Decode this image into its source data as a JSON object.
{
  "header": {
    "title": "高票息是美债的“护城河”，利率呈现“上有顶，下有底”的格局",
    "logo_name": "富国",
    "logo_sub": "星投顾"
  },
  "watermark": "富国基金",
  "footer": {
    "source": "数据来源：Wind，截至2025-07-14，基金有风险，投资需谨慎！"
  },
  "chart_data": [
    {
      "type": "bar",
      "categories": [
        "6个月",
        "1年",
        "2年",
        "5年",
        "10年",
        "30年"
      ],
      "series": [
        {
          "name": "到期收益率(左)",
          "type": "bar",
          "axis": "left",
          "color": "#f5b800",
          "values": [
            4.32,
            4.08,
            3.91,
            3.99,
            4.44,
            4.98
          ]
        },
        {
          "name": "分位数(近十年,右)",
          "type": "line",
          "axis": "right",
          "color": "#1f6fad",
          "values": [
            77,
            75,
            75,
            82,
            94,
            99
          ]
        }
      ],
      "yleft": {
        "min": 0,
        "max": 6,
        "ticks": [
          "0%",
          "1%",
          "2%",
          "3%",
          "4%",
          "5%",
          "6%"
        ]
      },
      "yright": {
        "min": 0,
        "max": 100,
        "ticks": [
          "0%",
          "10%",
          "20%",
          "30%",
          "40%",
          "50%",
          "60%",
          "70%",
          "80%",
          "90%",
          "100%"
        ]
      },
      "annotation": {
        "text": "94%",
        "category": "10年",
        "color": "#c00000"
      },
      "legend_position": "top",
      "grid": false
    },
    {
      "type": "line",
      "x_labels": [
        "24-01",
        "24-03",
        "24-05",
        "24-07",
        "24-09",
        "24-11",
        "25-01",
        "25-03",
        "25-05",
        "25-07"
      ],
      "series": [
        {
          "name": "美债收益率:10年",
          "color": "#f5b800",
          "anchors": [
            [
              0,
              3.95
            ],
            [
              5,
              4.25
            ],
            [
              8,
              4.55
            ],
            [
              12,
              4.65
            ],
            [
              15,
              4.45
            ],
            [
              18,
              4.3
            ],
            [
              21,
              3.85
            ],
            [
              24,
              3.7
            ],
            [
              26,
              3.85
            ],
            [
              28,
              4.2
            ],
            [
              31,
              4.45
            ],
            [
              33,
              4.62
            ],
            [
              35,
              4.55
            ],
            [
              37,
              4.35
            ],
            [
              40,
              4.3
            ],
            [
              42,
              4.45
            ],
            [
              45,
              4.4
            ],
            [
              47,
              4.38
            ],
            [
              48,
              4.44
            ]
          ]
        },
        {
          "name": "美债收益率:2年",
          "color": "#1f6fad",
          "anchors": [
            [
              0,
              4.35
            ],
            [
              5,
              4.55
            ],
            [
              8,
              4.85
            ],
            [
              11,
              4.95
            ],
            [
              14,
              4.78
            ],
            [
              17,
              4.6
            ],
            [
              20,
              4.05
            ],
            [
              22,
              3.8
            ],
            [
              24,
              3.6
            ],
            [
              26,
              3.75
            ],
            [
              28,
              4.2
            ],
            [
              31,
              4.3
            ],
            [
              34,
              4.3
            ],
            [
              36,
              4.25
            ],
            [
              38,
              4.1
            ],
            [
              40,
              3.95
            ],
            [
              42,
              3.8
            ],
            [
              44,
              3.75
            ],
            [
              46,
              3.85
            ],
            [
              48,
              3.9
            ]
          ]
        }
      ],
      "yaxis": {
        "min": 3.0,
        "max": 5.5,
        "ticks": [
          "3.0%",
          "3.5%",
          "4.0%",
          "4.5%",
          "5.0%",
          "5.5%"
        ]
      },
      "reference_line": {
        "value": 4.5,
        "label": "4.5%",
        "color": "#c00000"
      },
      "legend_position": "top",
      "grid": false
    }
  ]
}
•••••
Task instructions —
Every record above must be duplicated exactly.

Solution —
Decode this image into its source data as a JSON object.
{
  "header": {
    "title": "高票息是美债的“护城河”，利率呈现“上有顶，下有底”的格局",
    "logo_name": "富国",
    "logo_sub": "星投顾"
  },
  "watermark": "富国基金",
  "footer": {
    "source": "数据来源：Wind，截至2025-07-14，基金有风险，投资需谨慎！"
  },
  "chart_data": [
    {
      "type": "bar",
      "categories": [
        "6个月",
        "1年",
        "2年",
        "5年",
        "10年",
        "30年"
      ],
      "series": [
        {
          "name": "到期收益率(左)",
          "type": "bar",
          "axis": "left",
          "color": "#f5b800",
          "values": [
            4.32,
            4.08,
            3.91,
            3.99,
            4.44,
            4.98
          ]
        },
        {
          "name": "分位数(近十年,右)",
          "type": "line",
          "axis": "right",
          "color": "#1f6fad",
          "values": [
            77,
            75,
            75,
            82,
            94,
            99
          ]
        }
      ],
      "yleft": {
        "min": 0,
        "max": 6,
        "ticks": [
          "0%",
          "1%",
          "2%",
          "3%",
          "4%",
          "5%",
          "6%"
        ]
      },
      "yright": {
        "min": 0,
        "max": 100,
        "ticks": [
          "0%",
          "10%",
          "20%",
          "30%",
          "40%",
          "50%",
          "60%",
          "70%",
          "80%",
          "90%",
          "100%"
        ]
      },
      "annotation": {
        "text": "94%",
        "category": "10年",
        "color": "#c00000"
      },
      "legend_position": "top",
      "grid": false
    },
    {
      "type": "line",
      "x_labels": [
        "24-01",
        "24-03",
        "24-05",
        "24-07",
        "24-09",
        "24-11",
        "25-01",
        "25-03",
        "25-05",
        "25-07"
      ],
      "series": [
        {
          "name": "美债收益率:10年",
          "color": "#f5b800",
          "anchors": [
            [
              0,
              3.95
            ],
            [
              5,
              4.25
            ],
            [
              8,
              4.55
            ],
            [
              12,
              4.65
            ],
            [
              15,
              4.45
            ],
            [
              18,
              4.3
            ],
            [
              21,
              3.85
            ],
            [
              24,
              3.7
            ],
            [
              26,
              3.85
            ],
            [
              28,
              4.2
            ],
            [
              31,
              4.45
            ],
            [
              33,
              4.62
            ],
            [
              35,
              4.55
            ],
            [
              37,
              4.35
            ],
            [
              40,
              4.3
            ],
            [
              42,
              4.45
            ],
            [
              45,
              4.4
            ],
            [
              47,
              4.38
            ],
            [
              48,
              4.44
            ]
          ]
        },
        {
          "name": "美债收益率:2年",
          "color": "#1f6fad",
          "anchors": [
            [
              0,
              4.35
            ],
            [
              5,
              4.55
            ],
            [
              8,
              4.85
            ],
            [
              11,
              4.95
            ],
            [
              14,
              4.78
            ],
            [
              17,
              4.6
            ],
            [
              20,
              4.05
            ],
            [
              22,
              3.8
            ],
            [
              24,
              3.6
            ],
            [
              26,
              3.75
            ],
            [
              28,
              4.2
            ],
            [
              31,
              4.3
            ],
            [
              34,
              4.3
            ],
            [
              36,
              4.25
            ],
            [
              38,
              4.1
            ],
            [
              40,
              3.95
            ],
            [
              42,
              3.8
            ],
            [
              44,
              3.75
            ],
            [
              46,
              3.85
            ],
            [
              48,
              3.9
            ]
          ]
        }
      ],
      "yaxis": {
        "min": 3.0,
        "max": 5.5,
        "ticks": [
          "3.0%",
          "3.5%",
          "4.0%",
          "4.5%",
          "5.0%",
          "5.5%"
        ]
      },
      "reference_line": {
        "value": 4.5,
        "label": "4.5%",
        "color": "#c00000"
      },
      "legend_position": "top",
      "grid": false
    }
  ]
}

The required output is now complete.